» EXERCISE PROMPT:
Return each line of the listing that contains the string "instrument".

Collected data entries:
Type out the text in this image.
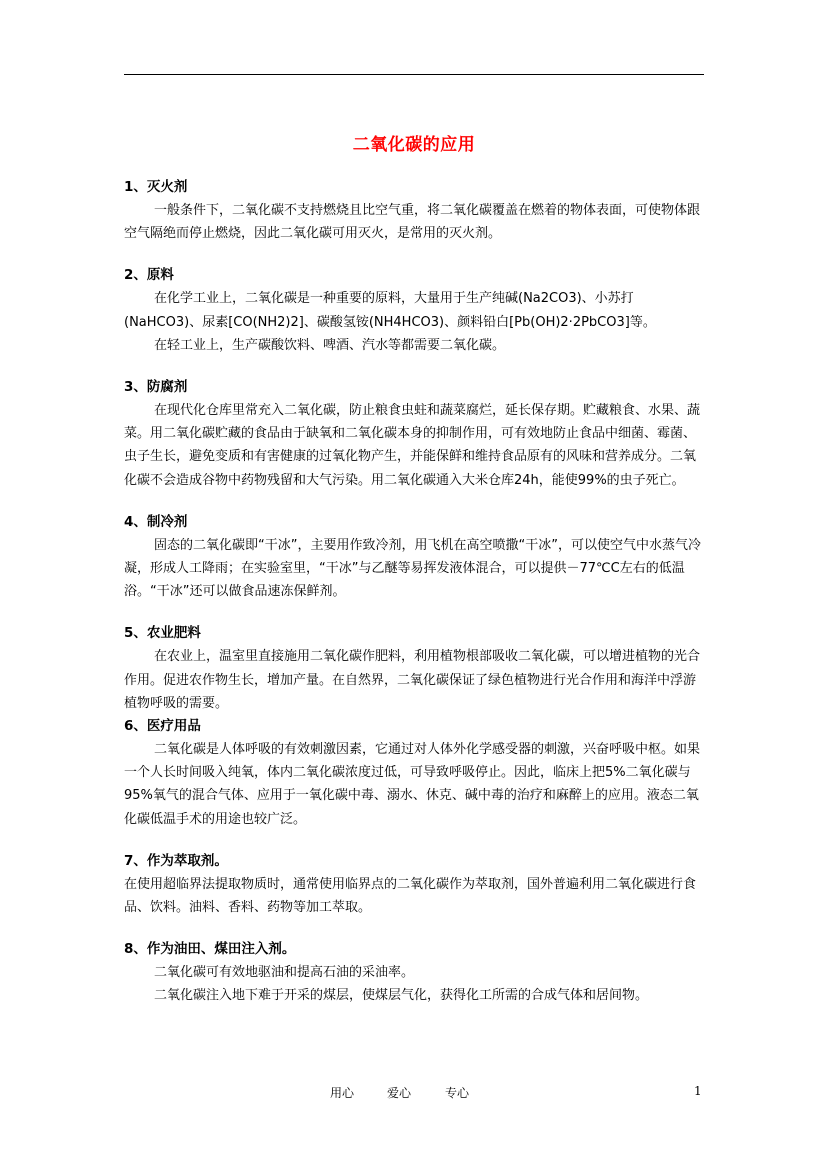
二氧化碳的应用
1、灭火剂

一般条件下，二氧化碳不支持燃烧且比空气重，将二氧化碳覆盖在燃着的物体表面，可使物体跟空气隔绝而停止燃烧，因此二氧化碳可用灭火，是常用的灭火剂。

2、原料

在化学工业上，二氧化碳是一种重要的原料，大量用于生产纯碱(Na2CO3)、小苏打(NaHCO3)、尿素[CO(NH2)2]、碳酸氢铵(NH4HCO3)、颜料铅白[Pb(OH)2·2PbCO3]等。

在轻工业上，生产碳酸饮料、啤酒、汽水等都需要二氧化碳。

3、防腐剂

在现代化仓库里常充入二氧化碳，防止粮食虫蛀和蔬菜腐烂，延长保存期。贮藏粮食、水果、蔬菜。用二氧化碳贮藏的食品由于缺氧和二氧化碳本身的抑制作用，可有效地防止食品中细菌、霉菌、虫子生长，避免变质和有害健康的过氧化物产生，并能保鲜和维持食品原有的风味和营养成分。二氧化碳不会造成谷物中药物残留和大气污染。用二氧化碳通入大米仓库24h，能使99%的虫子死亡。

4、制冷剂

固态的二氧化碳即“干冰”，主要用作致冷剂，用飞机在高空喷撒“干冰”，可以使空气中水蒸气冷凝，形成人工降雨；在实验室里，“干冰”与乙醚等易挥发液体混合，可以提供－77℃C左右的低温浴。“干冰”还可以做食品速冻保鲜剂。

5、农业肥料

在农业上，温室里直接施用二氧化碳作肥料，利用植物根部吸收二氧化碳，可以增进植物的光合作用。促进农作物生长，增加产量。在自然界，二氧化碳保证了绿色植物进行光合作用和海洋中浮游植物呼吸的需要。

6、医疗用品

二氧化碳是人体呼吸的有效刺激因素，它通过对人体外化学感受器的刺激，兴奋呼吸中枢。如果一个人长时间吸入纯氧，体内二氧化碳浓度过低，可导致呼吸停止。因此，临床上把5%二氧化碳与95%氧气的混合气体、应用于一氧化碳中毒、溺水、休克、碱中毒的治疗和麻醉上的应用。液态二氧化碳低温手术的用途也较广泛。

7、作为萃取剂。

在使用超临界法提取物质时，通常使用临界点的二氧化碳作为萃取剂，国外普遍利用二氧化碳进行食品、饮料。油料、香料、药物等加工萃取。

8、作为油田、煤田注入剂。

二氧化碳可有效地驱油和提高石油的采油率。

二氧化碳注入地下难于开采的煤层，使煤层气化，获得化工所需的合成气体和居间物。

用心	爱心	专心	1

...

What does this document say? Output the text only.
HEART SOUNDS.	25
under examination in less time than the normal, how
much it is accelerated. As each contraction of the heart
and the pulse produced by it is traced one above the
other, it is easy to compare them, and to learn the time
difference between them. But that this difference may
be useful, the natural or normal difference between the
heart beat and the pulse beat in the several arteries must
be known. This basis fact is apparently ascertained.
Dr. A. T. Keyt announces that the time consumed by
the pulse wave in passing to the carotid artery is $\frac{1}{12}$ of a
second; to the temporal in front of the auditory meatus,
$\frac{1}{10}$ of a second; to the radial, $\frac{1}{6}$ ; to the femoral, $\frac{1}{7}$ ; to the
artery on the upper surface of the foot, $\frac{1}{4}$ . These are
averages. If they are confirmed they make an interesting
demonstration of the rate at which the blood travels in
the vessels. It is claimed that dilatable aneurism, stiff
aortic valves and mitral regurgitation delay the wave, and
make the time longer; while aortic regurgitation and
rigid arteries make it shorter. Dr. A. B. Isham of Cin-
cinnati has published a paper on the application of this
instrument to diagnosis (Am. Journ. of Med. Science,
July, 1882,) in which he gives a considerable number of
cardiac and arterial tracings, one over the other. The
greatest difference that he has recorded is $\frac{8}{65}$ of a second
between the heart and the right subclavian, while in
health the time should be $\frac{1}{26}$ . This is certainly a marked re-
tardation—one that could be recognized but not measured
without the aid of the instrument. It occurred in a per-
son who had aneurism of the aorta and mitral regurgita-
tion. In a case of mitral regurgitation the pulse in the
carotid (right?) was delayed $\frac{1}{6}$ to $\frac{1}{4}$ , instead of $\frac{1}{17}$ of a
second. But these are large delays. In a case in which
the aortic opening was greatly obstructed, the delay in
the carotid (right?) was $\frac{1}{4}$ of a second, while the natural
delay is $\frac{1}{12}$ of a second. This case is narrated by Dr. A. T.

--

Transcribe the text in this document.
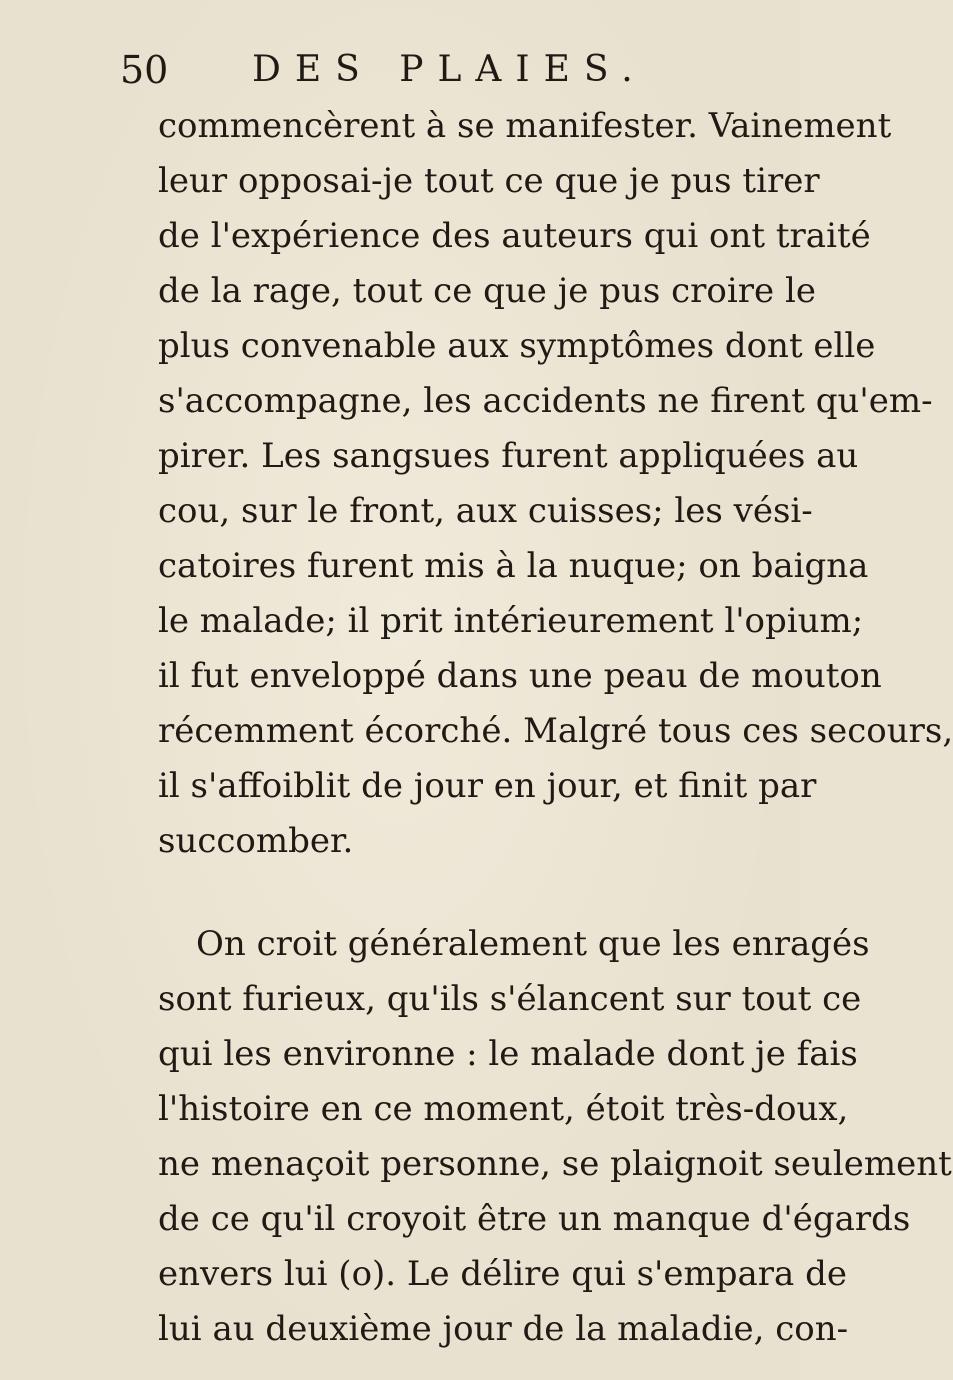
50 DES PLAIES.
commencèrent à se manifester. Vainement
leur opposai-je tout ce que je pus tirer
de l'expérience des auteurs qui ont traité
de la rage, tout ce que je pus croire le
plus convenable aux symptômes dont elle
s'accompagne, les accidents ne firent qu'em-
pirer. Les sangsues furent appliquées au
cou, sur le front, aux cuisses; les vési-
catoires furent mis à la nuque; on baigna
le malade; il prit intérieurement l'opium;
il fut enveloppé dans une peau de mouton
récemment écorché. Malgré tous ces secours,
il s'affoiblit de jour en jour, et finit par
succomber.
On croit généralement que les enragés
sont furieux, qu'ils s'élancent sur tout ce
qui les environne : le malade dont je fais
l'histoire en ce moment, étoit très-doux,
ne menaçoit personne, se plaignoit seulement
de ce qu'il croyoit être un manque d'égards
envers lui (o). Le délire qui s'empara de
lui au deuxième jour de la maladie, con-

» ANSWER TO THIS TASK:
instrument to diagnosis (Am. Journ. of Med. Science,
without the aid of the instrument. It occurred in a per-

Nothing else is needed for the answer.